[EXERCISE GOAL]
Extract verbatim every line from the one containing "Extract the structured" to the final line of the records below, inclusive, and exclude all pictures.

[Data entries for graphics]
** START **
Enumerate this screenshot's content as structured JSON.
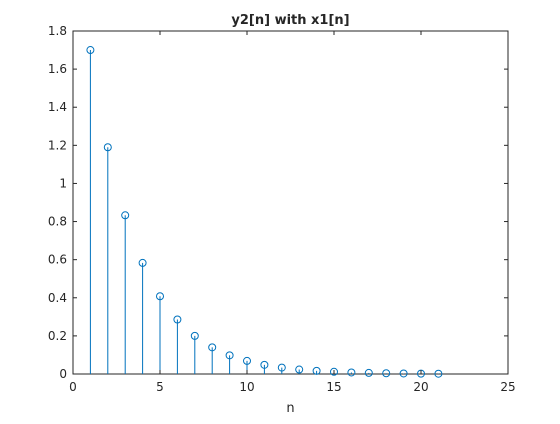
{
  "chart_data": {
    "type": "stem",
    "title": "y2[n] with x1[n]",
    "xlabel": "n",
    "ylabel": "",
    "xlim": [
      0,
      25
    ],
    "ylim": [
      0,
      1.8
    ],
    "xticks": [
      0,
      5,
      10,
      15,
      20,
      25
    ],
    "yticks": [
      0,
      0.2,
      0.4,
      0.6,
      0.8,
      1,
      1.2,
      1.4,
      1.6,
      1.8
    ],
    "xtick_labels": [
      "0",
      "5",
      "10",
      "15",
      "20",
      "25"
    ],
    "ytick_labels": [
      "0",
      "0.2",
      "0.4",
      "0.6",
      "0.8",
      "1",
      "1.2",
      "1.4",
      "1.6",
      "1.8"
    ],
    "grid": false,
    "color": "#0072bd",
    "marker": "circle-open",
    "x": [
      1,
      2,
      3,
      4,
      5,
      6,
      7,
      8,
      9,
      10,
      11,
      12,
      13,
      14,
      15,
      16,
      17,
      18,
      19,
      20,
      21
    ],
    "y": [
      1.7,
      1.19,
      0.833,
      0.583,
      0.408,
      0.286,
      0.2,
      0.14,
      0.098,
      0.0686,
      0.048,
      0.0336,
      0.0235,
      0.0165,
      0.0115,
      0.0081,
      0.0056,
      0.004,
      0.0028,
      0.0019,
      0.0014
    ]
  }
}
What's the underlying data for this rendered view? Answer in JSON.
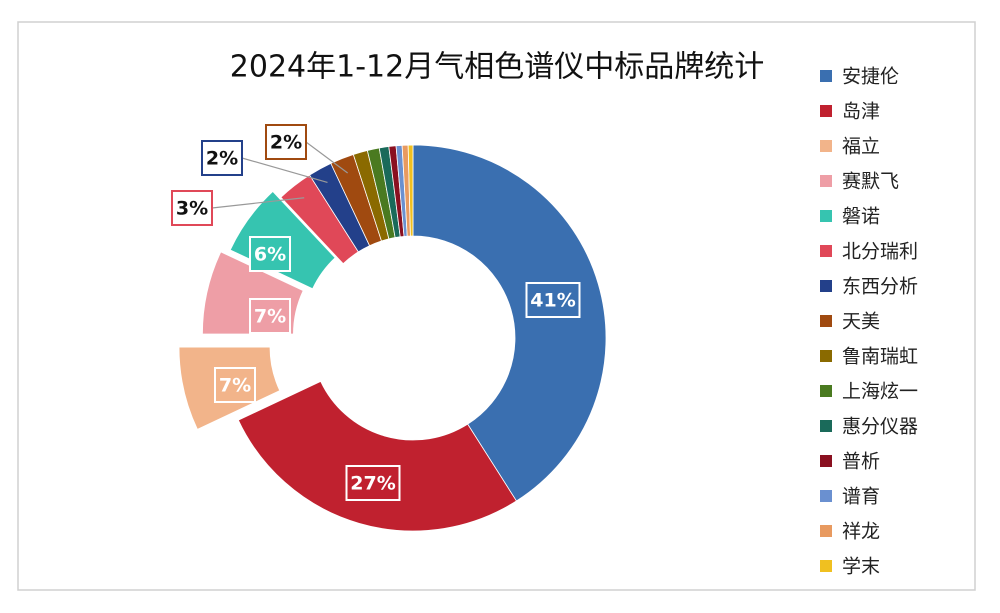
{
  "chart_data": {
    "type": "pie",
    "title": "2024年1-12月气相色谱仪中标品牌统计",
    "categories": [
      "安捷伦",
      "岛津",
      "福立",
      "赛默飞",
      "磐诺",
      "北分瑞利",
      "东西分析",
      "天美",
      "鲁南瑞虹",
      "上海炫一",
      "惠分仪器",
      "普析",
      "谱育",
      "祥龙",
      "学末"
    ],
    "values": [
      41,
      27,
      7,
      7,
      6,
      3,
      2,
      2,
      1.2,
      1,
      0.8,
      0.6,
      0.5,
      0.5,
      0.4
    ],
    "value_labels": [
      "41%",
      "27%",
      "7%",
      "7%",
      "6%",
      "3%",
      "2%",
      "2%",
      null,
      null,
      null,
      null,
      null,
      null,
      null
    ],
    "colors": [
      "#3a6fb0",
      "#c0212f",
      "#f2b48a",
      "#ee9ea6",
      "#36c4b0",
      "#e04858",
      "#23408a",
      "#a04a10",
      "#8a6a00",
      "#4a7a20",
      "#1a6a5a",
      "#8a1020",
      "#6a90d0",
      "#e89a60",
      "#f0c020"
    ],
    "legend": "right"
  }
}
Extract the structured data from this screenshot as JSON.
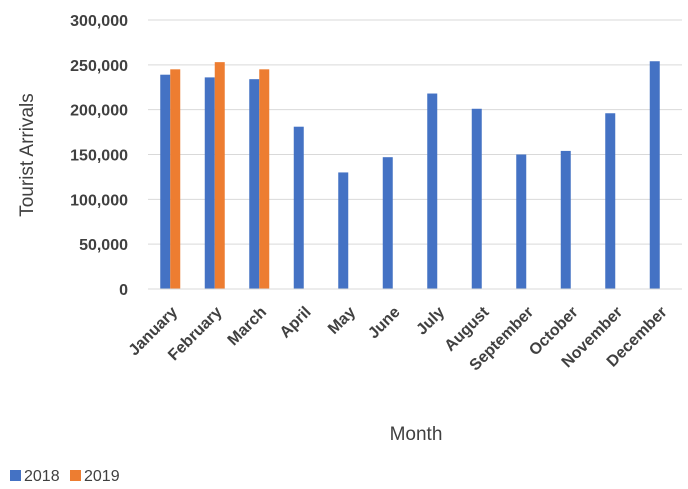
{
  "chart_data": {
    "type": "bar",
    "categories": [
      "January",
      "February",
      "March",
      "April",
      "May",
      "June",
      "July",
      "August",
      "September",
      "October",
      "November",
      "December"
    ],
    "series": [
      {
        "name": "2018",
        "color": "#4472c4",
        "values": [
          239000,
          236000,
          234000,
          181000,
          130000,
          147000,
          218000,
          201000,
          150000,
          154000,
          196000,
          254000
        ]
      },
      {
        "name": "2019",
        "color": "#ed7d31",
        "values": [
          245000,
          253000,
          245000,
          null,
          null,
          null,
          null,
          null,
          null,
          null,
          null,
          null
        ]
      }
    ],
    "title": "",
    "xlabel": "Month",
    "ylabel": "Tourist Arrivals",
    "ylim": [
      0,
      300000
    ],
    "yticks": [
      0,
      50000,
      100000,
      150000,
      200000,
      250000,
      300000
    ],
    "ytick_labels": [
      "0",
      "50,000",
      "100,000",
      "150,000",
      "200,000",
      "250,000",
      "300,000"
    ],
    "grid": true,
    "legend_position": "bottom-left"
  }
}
** END **
[THE RESULT]
Extract the structured data from this screenshot as JSON.
{
  "chart_data": {
    "type": "bar",
    "categories": [
      "January",
      "February",
      "March",
      "April",
      "May",
      "June",
      "July",
      "August",
      "September",
      "October",
      "November",
      "December"
    ],
    "series": [
      {
        "name": "2018",
        "color": "#4472c4",
        "values": [
          239000,
          236000,
          234000,
          181000,
          130000,
          147000,
          218000,
          201000,
          150000,
          154000,
          196000,
          254000
        ]
      },
      {
        "name": "2019",
        "color": "#ed7d31",
        "values": [
          245000,
          253000,
          245000,
          null,
          null,
          null,
          null,
          null,
          null,
          null,
          null,
          null
        ]
      }
    ],
    "title": "",
    "xlabel": "Month",
    "ylabel": "Tourist Arrivals",
    "ylim": [
      0,
      300000
    ],
    "yticks": [
      0,
      50000,
      100000,
      150000,
      200000,
      250000,
      300000
    ],
    "ytick_labels": [
      "0",
      "50,000",
      "100,000",
      "150,000",
      "200,000",
      "250,000",
      "300,000"
    ],
    "grid": true,
    "legend_position": "bottom-left"
  }
}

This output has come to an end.